EXERCISE AIM =
Repeat the whole of the data, keeping every detail the same.

-- BEGIN DATA FOR PROCESSING --

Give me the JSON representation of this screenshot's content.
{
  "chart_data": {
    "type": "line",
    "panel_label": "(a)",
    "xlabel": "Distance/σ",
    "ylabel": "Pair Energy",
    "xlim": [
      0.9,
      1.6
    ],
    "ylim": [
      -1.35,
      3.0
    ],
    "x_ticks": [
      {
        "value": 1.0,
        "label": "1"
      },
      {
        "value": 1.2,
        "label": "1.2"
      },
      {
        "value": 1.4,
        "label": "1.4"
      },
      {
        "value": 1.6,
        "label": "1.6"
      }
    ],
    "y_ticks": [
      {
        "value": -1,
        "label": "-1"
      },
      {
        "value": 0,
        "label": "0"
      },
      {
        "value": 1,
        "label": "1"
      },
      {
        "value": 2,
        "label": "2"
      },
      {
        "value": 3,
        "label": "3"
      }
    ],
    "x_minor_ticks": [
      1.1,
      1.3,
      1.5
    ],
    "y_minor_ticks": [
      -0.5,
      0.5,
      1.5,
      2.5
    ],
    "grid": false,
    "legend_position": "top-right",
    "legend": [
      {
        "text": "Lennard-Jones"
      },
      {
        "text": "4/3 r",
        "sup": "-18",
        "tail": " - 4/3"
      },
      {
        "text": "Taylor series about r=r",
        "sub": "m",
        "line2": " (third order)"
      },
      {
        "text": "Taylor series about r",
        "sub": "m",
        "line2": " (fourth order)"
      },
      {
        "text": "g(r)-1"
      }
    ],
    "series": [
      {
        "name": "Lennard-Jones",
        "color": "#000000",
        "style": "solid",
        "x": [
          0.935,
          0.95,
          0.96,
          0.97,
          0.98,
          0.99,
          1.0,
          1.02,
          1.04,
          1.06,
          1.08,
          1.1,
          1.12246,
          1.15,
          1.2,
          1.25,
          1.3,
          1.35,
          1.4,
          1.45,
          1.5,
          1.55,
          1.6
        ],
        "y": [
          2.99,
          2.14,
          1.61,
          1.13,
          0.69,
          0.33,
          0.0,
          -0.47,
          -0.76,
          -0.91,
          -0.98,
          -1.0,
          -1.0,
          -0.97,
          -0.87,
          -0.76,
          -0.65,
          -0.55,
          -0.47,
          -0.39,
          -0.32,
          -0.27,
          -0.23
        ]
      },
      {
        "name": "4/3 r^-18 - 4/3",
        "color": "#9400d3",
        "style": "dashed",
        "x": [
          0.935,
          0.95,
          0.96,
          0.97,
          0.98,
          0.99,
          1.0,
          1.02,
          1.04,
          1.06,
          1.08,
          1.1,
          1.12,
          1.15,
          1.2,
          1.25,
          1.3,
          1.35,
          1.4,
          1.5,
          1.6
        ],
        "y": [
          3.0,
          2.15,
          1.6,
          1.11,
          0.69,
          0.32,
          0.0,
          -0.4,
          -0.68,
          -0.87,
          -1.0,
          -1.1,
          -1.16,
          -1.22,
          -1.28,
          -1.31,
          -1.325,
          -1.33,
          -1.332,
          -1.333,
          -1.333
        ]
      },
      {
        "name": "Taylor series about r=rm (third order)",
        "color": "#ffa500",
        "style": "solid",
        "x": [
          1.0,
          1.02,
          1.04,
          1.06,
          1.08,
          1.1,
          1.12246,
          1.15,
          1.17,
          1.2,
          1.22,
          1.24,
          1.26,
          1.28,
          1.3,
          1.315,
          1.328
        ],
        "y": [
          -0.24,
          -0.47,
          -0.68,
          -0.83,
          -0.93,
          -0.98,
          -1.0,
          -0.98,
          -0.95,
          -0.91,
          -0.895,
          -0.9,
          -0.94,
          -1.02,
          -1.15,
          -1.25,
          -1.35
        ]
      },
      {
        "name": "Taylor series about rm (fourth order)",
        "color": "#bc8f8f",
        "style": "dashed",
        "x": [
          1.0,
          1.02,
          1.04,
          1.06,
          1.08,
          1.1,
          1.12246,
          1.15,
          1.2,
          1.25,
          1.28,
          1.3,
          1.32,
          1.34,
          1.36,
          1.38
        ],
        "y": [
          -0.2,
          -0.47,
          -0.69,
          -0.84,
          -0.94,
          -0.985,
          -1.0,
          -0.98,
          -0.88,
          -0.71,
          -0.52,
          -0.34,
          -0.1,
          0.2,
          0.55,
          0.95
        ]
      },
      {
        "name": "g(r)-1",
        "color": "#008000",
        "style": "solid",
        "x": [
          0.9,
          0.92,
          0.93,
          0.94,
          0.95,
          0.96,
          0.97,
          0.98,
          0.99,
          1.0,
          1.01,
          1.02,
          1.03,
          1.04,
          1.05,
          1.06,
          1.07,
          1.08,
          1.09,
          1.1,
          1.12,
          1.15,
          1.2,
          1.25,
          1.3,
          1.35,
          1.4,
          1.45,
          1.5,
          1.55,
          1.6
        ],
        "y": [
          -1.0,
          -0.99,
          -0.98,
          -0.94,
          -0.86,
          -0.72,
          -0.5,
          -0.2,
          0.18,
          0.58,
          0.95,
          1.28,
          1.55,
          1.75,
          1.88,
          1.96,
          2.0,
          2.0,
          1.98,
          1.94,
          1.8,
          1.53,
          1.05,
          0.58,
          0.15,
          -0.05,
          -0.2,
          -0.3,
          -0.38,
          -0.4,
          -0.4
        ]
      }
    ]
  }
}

-- END DATA FOR PROCESSING --

REPLY =
Give me the JSON representation of this screenshot's content.
{
  "chart_data": {
    "type": "line",
    "panel_label": "(a)",
    "xlabel": "Distance/σ",
    "ylabel": "Pair Energy",
    "xlim": [
      0.9,
      1.6
    ],
    "ylim": [
      -1.35,
      3.0
    ],
    "x_ticks": [
      {
        "value": 1.0,
        "label": "1"
      },
      {
        "value": 1.2,
        "label": "1.2"
      },
      {
        "value": 1.4,
        "label": "1.4"
      },
      {
        "value": 1.6,
        "label": "1.6"
      }
    ],
    "y_ticks": [
      {
        "value": -1,
        "label": "-1"
      },
      {
        "value": 0,
        "label": "0"
      },
      {
        "value": 1,
        "label": "1"
      },
      {
        "value": 2,
        "label": "2"
      },
      {
        "value": 3,
        "label": "3"
      }
    ],
    "x_minor_ticks": [
      1.1,
      1.3,
      1.5
    ],
    "y_minor_ticks": [
      -0.5,
      0.5,
      1.5,
      2.5
    ],
    "grid": false,
    "legend_position": "top-right",
    "legend": [
      {
        "text": "Lennard-Jones"
      },
      {
        "text": "4/3 r",
        "sup": "-18",
        "tail": " - 4/3"
      },
      {
        "text": "Taylor series about r=r",
        "sub": "m",
        "line2": " (third order)"
      },
      {
        "text": "Taylor series about r",
        "sub": "m",
        "line2": " (fourth order)"
      },
      {
        "text": "g(r)-1"
      }
    ],
    "series": [
      {
        "name": "Lennard-Jones",
        "color": "#000000",
        "style": "solid",
        "x": [
          0.935,
          0.95,
          0.96,
          0.97,
          0.98,
          0.99,
          1.0,
          1.02,
          1.04,
          1.06,
          1.08,
          1.1,
          1.12246,
          1.15,
          1.2,
          1.25,
          1.3,
          1.35,
          1.4,
          1.45,
          1.5,
          1.55,
          1.6
        ],
        "y": [
          2.99,
          2.14,
          1.61,
          1.13,
          0.69,
          0.33,
          0.0,
          -0.47,
          -0.76,
          -0.91,
          -0.98,
          -1.0,
          -1.0,
          -0.97,
          -0.87,
          -0.76,
          -0.65,
          -0.55,
          -0.47,
          -0.39,
          -0.32,
          -0.27,
          -0.23
        ]
      },
      {
        "name": "4/3 r^-18 - 4/3",
        "color": "#9400d3",
        "style": "dashed",
        "x": [
          0.935,
          0.95,
          0.96,
          0.97,
          0.98,
          0.99,
          1.0,
          1.02,
          1.04,
          1.06,
          1.08,
          1.1,
          1.12,
          1.15,
          1.2,
          1.25,
          1.3,
          1.35,
          1.4,
          1.5,
          1.6
        ],
        "y": [
          3.0,
          2.15,
          1.6,
          1.11,
          0.69,
          0.32,
          0.0,
          -0.4,
          -0.68,
          -0.87,
          -1.0,
          -1.1,
          -1.16,
          -1.22,
          -1.28,
          -1.31,
          -1.325,
          -1.33,
          -1.332,
          -1.333,
          -1.333
        ]
      },
      {
        "name": "Taylor series about r=rm (third order)",
        "color": "#ffa500",
        "style": "solid",
        "x": [
          1.0,
          1.02,
          1.04,
          1.06,
          1.08,
          1.1,
          1.12246,
          1.15,
          1.17,
          1.2,
          1.22,
          1.24,
          1.26,
          1.28,
          1.3,
          1.315,
          1.328
        ],
        "y": [
          -0.24,
          -0.47,
          -0.68,
          -0.83,
          -0.93,
          -0.98,
          -1.0,
          -0.98,
          -0.95,
          -0.91,
          -0.895,
          -0.9,
          -0.94,
          -1.02,
          -1.15,
          -1.25,
          -1.35
        ]
      },
      {
        "name": "Taylor series about rm (fourth order)",
        "color": "#bc8f8f",
        "style": "dashed",
        "x": [
          1.0,
          1.02,
          1.04,
          1.06,
          1.08,
          1.1,
          1.12246,
          1.15,
          1.2,
          1.25,
          1.28,
          1.3,
          1.32,
          1.34,
          1.36,
          1.38
        ],
        "y": [
          -0.2,
          -0.47,
          -0.69,
          -0.84,
          -0.94,
          -0.985,
          -1.0,
          -0.98,
          -0.88,
          -0.71,
          -0.52,
          -0.34,
          -0.1,
          0.2,
          0.55,
          0.95
        ]
      },
      {
        "name": "g(r)-1",
        "color": "#008000",
        "style": "solid",
        "x": [
          0.9,
          0.92,
          0.93,
          0.94,
          0.95,
          0.96,
          0.97,
          0.98,
          0.99,
          1.0,
          1.01,
          1.02,
          1.03,
          1.04,
          1.05,
          1.06,
          1.07,
          1.08,
          1.09,
          1.1,
          1.12,
          1.15,
          1.2,
          1.25,
          1.3,
          1.35,
          1.4,
          1.45,
          1.5,
          1.55,
          1.6
        ],
        "y": [
          -1.0,
          -0.99,
          -0.98,
          -0.94,
          -0.86,
          -0.72,
          -0.5,
          -0.2,
          0.18,
          0.58,
          0.95,
          1.28,
          1.55,
          1.75,
          1.88,
          1.96,
          2.0,
          2.0,
          1.98,
          1.94,
          1.8,
          1.53,
          1.05,
          0.58,
          0.15,
          -0.05,
          -0.2,
          -0.3,
          -0.38,
          -0.4,
          -0.4
        ]
      }
    ]
  }
}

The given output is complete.